#### Data shown ####

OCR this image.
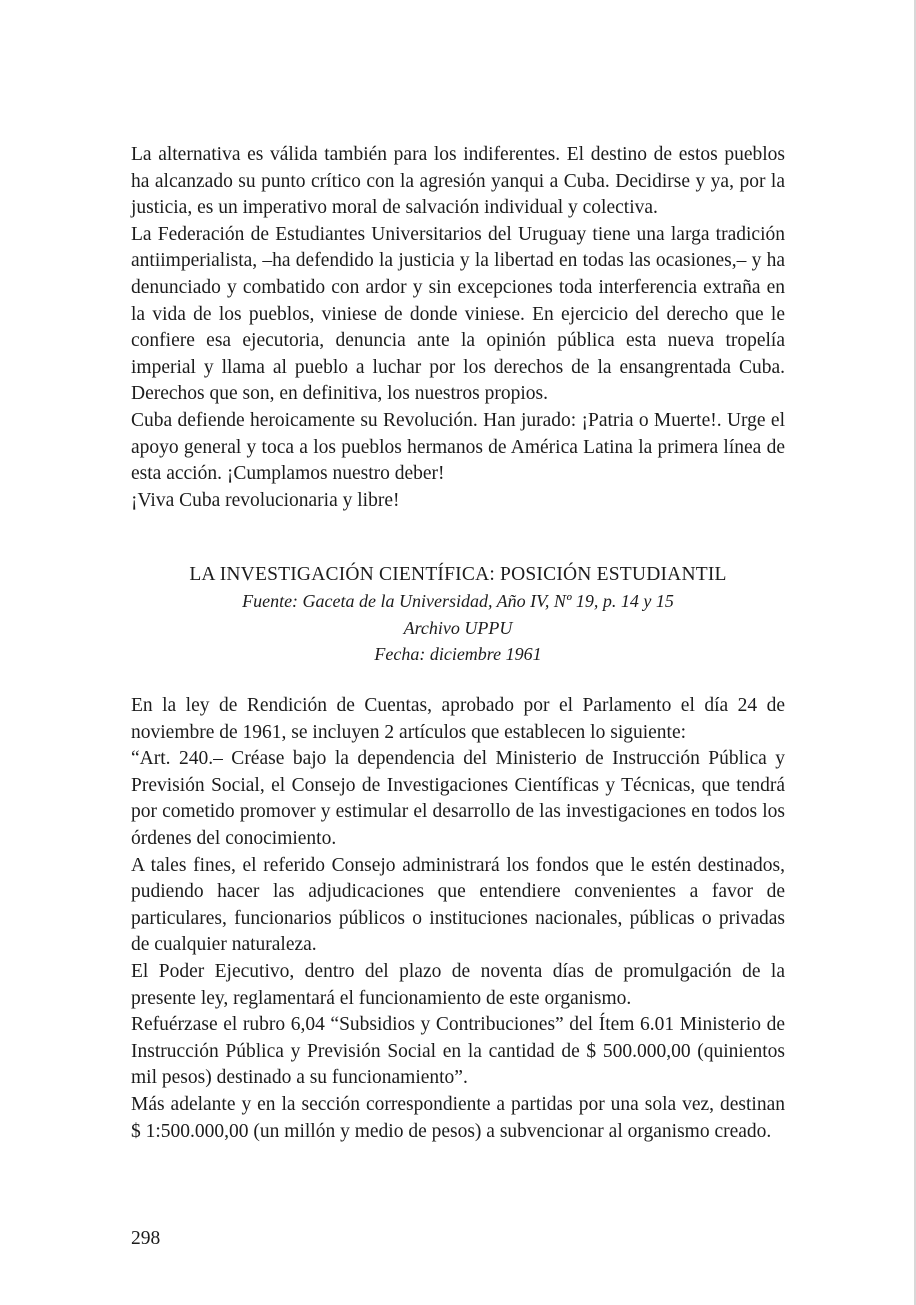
La alternativa es válida también para los indiferentes. El destino de estos pueblos ha alcanzado su punto crítico con la agresión yanqui a Cuba. Decidirse y ya, por la justicia, es un imperativo moral de salvación individual y colectiva.

La Federación de Estudiantes Universitarios del Uruguay tiene una larga tradición antiimperialista, –ha defendido la justicia y la libertad en todas las ocasiones,– y ha denunciado y combatido con ardor y sin excepciones toda interferencia extraña en la vida de los pueblos, viniese de donde viniese. En ejercicio del derecho que le confiere esa ejecutoria, denuncia ante la opinión pública esta nueva tropelía imperial y llama al pueblo a luchar por los derechos de la ensangrentada Cuba. Derechos que son, en definitiva, los nuestros propios.

Cuba defiende heroicamente su Revolución. Han jurado: ¡Patria o Muerte!. Urge el apoyo general y toca a los pueblos hermanos de América Latina la primera línea de esta acción. ¡Cumplamos nuestro deber!

¡Viva Cuba revolucionaria y libre!

LA INVESTIGACIÓN CIENTÍFICA: POSICIÓN ESTUDIANTIL
Fuente: Gaceta de la Universidad, Año IV, Nº 19, p. 14 y 15
Archivo UPPU
Fecha: diciembre 1961

En la ley de Rendición de Cuentas, aprobado por el Parlamento el día 24 de noviembre de 1961, se incluyen 2 artículos que establecen lo siguiente:

“Art. 240.– Créase bajo la dependencia del Ministerio de Instrucción Pública y Previsión Social, el Consejo de Investigaciones Científicas y Técnicas, que tendrá por cometido promover y estimular el desarrollo de las investigaciones en todos los órdenes del conocimiento.

A tales fines, el referido Consejo administrará los fondos que le estén destinados, pudiendo hacer las adjudicaciones que entendiere convenientes a favor de particulares, funcionarios públicos o instituciones nacionales, públicas o privadas de cualquier naturaleza.

El Poder Ejecutivo, dentro del plazo de noventa días de promulgación de la presente ley, reglamentará el funcionamiento de este organismo.

Refuérzase el rubro 6,04 “Subsidios y Contribuciones” del Ítem 6.01 Ministerio de Instrucción Pública y Previsión Social en la cantidad de $ 500.000,00 (quinientos mil pesos) destinado a su funcionamiento”.

Más adelante y en la sección correspondiente a partidas por una sola vez, destinan $ 1:500.000,00 (un millón y medio de pesos) a subvencionar al organismo creado.

298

####

Given request: The records shown above are to be repeated exactly, with the pictures left out.

The output:
OCR this image.
La alternativa es válida también para los indiferentes. El destino de estos pueblos ha alcanzado su punto crítico con la agresión yanqui a Cuba. Decidirse y ya, por la justicia, es un imperativo moral de salvación individual y colectiva.

La Federación de Estudiantes Universitarios del Uruguay tiene una larga tradición antiimperialista, –ha defendido la justicia y la libertad en todas las ocasiones,– y ha denunciado y combatido con ardor y sin excepciones toda interferencia extraña en la vida de los pueblos, viniese de donde viniese. En ejercicio del derecho que le confiere esa ejecutoria, denuncia ante la opinión pública esta nueva tropelía imperial y llama al pueblo a luchar por los derechos de la ensangrentada Cuba. Derechos que son, en definitiva, los nuestros propios.

Cuba defiende heroicamente su Revolución. Han jurado: ¡Patria o Muerte!. Urge el apoyo general y toca a los pueblos hermanos de América Latina la primera línea de esta acción. ¡Cumplamos nuestro deber!

¡Viva Cuba revolucionaria y libre!

LA INVESTIGACIÓN CIENTÍFICA: POSICIÓN ESTUDIANTIL
Fuente: Gaceta de la Universidad, Año IV, Nº 19, p. 14 y 15
Archivo UPPU
Fecha: diciembre 1961

En la ley de Rendición de Cuentas, aprobado por el Parlamento el día 24 de noviembre de 1961, se incluyen 2 artículos que establecen lo siguiente:

“Art. 240.– Créase bajo la dependencia del Ministerio de Instrucción Pública y Previsión Social, el Consejo de Investigaciones Científicas y Técnicas, que tendrá por cometido promover y estimular el desarrollo de las investigaciones en todos los órdenes del conocimiento.

A tales fines, el referido Consejo administrará los fondos que le estén destinados, pudiendo hacer las adjudicaciones que entendiere convenientes a favor de particulares, funcionarios públicos o instituciones nacionales, públicas o privadas de cualquier naturaleza.

El Poder Ejecutivo, dentro del plazo de noventa días de promulgación de la presente ley, reglamentará el funcionamiento de este organismo.

Refuérzase el rubro 6,04 “Subsidios y Contribuciones” del Ítem 6.01 Ministerio de Instrucción Pública y Previsión Social en la cantidad de $ 500.000,00 (quinientos mil pesos) destinado a su funcionamiento”.

Más adelante y en la sección correspondiente a partidas por una sola vez, destinan $ 1:500.000,00 (un millón y medio de pesos) a subvencionar al organismo creado.

298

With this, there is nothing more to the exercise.